Records excerpted from a collection
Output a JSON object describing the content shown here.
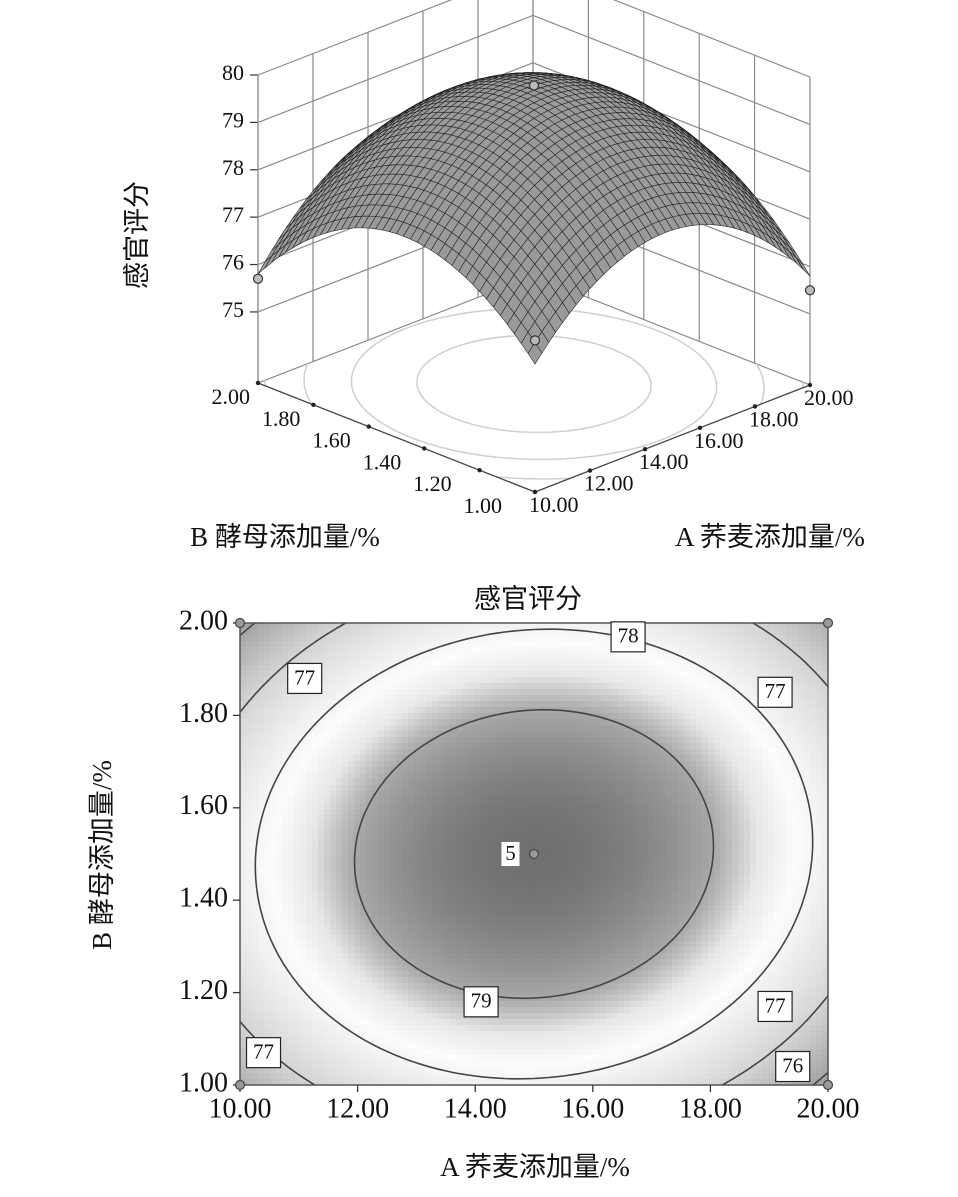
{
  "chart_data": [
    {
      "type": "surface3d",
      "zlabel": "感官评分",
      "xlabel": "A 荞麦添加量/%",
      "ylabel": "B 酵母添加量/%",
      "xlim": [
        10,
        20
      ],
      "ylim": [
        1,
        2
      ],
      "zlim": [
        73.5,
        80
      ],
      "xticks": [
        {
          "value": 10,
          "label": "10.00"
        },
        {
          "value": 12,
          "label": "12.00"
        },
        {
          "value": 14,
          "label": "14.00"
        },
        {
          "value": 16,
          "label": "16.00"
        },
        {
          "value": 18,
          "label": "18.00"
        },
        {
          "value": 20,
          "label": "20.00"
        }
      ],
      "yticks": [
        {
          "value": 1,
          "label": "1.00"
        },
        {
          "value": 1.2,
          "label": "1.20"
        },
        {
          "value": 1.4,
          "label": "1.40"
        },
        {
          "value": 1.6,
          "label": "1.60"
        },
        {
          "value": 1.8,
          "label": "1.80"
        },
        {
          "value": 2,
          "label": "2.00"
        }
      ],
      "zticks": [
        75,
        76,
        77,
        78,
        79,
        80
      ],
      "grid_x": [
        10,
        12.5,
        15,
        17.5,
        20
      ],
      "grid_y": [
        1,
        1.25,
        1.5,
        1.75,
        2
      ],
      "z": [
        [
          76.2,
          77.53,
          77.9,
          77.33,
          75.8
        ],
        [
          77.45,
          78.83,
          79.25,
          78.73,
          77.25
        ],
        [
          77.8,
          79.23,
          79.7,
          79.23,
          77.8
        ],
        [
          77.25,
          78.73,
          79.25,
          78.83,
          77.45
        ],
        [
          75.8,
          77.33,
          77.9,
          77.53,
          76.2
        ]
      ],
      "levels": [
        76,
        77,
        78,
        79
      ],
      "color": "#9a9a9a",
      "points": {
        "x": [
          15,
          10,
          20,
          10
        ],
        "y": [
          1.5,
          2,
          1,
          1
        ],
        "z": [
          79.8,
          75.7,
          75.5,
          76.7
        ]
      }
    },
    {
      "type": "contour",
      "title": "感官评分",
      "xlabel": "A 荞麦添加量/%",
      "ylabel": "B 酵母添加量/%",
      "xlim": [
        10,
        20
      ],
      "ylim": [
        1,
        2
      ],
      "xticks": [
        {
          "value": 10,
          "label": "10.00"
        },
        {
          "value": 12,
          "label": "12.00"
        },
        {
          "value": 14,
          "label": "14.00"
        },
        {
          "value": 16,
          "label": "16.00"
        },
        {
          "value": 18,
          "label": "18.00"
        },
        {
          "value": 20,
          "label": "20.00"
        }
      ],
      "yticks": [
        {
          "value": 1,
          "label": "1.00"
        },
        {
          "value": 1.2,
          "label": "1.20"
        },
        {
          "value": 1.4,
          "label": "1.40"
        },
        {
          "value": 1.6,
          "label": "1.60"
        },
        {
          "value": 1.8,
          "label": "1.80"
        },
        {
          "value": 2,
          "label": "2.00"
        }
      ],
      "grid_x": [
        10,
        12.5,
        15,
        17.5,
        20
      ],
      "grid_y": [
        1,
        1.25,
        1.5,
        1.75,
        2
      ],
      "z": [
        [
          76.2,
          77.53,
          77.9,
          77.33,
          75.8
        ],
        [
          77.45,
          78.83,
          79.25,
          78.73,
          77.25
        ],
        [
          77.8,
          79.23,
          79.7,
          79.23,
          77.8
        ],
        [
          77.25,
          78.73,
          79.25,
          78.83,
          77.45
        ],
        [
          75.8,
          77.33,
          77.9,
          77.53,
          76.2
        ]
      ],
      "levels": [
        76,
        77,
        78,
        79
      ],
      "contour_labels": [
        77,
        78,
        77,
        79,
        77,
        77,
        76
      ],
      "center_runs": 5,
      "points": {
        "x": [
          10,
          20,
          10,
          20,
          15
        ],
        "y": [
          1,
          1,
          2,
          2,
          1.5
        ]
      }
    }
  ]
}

==

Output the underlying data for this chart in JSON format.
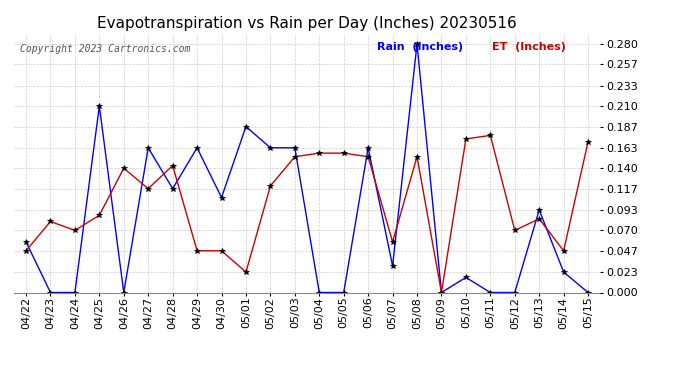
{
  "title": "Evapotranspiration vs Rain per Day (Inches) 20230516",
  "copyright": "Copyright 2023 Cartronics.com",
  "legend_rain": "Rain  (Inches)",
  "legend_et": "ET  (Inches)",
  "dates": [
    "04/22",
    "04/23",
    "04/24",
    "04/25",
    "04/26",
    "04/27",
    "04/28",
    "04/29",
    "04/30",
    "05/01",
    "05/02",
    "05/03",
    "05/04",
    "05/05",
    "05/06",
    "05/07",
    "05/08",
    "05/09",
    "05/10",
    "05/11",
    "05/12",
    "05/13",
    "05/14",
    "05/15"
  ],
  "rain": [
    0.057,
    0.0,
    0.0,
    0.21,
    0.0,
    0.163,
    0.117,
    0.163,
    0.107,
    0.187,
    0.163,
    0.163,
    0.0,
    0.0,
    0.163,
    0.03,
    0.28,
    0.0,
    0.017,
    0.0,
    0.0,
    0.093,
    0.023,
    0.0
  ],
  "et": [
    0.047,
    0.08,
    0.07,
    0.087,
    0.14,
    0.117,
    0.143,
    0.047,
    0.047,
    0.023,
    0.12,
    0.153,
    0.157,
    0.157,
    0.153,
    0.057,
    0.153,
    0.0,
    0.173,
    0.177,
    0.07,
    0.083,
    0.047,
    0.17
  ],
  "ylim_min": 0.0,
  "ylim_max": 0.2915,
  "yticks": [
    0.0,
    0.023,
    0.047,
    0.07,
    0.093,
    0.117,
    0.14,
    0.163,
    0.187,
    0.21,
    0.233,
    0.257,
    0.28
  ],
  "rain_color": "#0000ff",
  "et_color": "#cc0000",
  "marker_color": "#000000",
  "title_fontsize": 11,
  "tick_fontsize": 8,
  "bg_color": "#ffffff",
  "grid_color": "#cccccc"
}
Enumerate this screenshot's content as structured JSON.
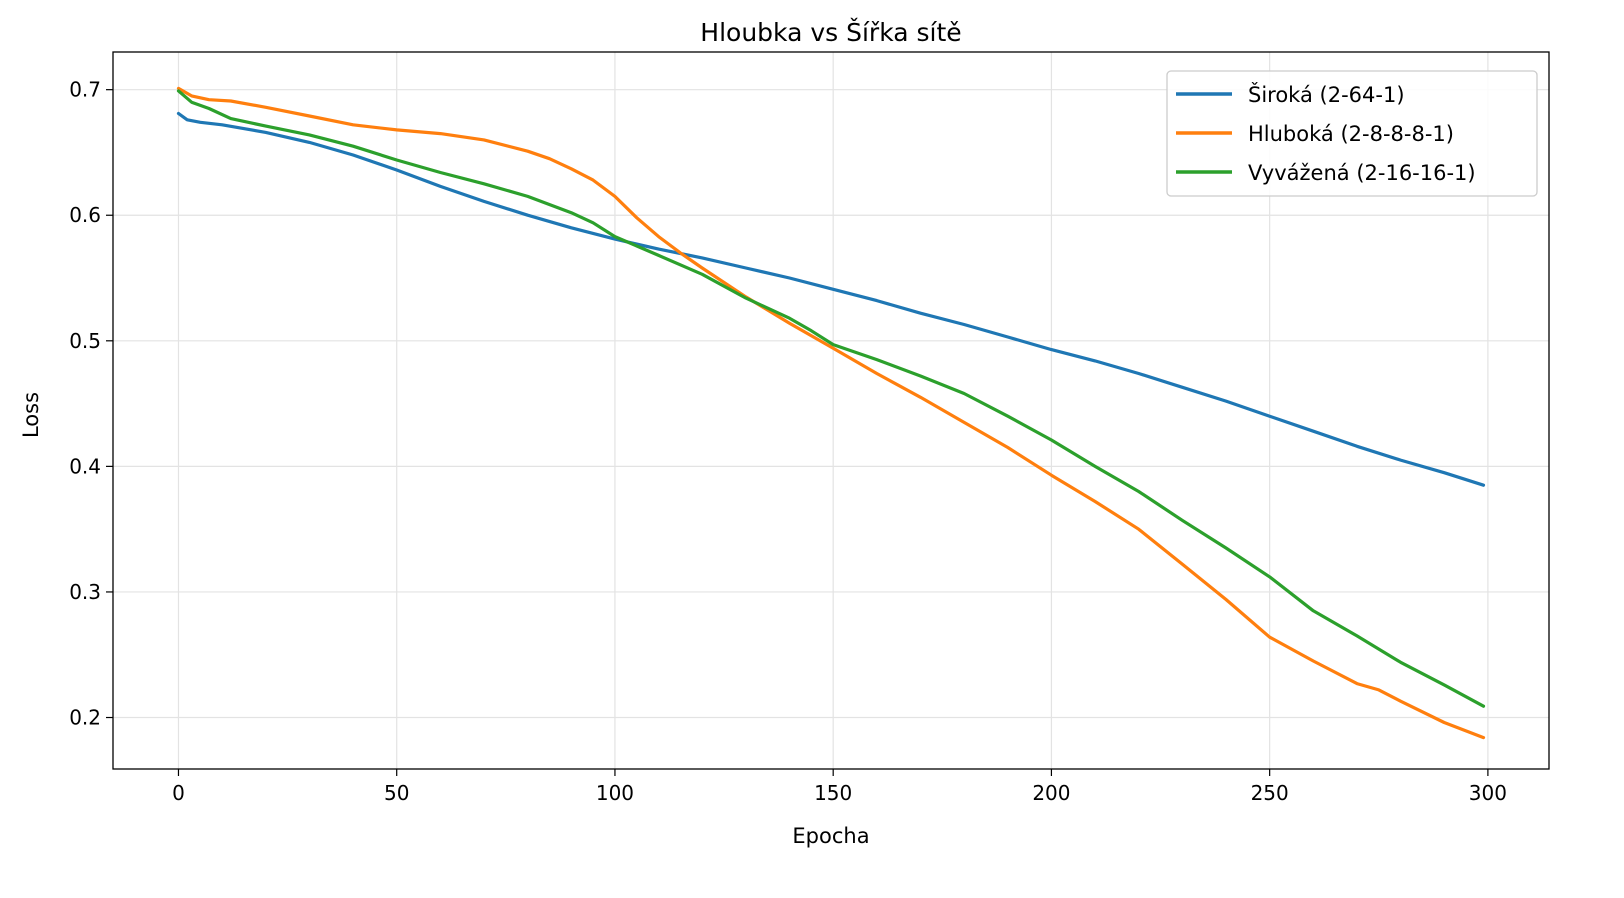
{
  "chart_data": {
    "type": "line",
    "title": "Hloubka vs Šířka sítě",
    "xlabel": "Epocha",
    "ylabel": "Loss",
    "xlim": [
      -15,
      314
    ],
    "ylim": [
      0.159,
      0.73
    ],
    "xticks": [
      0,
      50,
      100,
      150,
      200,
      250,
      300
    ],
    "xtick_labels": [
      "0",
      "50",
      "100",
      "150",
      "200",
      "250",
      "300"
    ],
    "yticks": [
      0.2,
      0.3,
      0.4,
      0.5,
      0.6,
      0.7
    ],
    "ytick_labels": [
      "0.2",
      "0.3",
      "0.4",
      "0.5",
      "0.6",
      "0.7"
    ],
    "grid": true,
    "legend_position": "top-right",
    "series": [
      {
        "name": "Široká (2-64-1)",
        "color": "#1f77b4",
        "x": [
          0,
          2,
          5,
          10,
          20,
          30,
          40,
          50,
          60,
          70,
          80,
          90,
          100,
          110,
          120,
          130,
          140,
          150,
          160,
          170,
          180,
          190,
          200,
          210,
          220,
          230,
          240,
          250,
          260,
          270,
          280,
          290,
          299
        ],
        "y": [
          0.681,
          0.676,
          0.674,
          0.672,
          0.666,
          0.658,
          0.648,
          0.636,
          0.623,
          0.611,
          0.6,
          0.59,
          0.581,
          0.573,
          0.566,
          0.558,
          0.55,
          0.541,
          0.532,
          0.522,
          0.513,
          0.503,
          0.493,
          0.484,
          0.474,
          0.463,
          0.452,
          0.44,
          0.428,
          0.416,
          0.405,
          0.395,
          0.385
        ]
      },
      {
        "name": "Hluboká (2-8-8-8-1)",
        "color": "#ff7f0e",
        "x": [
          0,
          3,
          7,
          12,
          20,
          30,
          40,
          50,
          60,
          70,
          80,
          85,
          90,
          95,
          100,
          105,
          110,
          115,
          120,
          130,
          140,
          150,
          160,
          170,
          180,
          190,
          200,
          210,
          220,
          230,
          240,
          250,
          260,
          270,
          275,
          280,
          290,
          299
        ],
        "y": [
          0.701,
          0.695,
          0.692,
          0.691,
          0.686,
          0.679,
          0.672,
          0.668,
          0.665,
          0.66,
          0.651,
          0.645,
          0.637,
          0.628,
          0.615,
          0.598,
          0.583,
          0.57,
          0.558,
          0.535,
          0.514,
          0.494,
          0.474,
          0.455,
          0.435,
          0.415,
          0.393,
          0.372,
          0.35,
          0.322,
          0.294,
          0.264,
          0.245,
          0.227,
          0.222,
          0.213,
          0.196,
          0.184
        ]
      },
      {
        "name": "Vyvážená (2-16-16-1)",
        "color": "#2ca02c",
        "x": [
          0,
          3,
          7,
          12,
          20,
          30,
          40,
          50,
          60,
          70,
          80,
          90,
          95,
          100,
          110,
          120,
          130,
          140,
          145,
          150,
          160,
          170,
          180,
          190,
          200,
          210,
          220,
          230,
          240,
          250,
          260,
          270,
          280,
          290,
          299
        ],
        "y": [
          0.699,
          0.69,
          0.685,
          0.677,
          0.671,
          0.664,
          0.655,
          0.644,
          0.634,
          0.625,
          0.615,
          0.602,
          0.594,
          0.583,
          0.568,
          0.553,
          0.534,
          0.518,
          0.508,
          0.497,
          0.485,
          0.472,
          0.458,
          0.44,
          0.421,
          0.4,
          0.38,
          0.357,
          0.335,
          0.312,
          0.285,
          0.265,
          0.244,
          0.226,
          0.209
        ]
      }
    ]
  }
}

--

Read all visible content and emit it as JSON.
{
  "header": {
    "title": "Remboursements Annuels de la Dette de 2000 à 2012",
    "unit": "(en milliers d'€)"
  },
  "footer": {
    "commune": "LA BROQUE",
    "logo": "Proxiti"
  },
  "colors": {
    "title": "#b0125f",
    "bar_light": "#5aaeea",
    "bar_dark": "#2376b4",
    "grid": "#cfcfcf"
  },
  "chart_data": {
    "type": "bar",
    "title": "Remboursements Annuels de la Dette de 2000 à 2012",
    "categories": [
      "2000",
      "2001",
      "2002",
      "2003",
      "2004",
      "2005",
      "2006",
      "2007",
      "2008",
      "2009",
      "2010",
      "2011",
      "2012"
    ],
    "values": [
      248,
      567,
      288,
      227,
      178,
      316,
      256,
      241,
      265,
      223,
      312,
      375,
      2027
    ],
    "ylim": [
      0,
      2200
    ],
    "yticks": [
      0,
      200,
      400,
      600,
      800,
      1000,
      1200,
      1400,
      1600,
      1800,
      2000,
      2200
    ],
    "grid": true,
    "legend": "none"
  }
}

**EXERCISE PROMPT**:
Report how many lines in the records above contain the word "Output", giving only the number.

**TASK RESULT**:
2